• [THE REQUEST]
For each line of the data below that holds "Bond", copy the line.

• [RECORD EXTRACTS]
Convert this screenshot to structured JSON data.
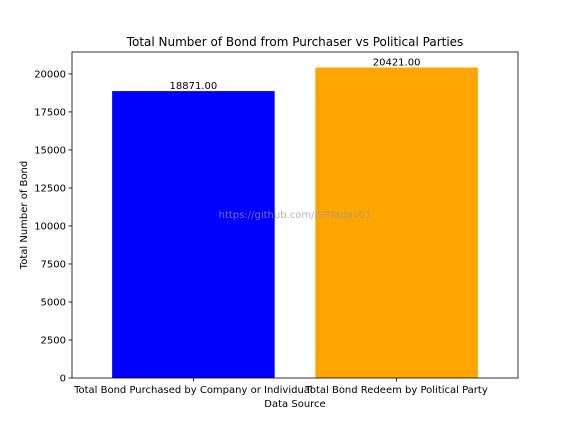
{
  "chart_data": {
    "type": "bar",
    "title": "Total Number of Bond from Purchaser vs Political Parties",
    "xlabel": "Data Source",
    "ylabel": "Total Number of Bond",
    "categories": [
      "Total Bond Purchased by Company or Individual",
      "Total Bond Redeem by Political Party"
    ],
    "values": [
      18871,
      20421
    ],
    "value_labels": [
      "18871.00",
      "20421.00"
    ],
    "colors": [
      "#0000ff",
      "#ffa500"
    ],
    "ylim": [
      0,
      21442
    ],
    "yticks": [
      0,
      2500,
      5000,
      7500,
      10000,
      12500,
      15000,
      17500,
      20000
    ],
    "grid": false,
    "legend": "none",
    "watermark": "https://github.com/iSPYadav01"
  }
}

• [THE RESULT]
    "title": "Total Number of Bond from Purchaser vs Political Parties",
    "ylabel": "Total Number of Bond",
      "Total Bond Purchased by Company or Individual",
      "Total Bond Redeem by Political Party"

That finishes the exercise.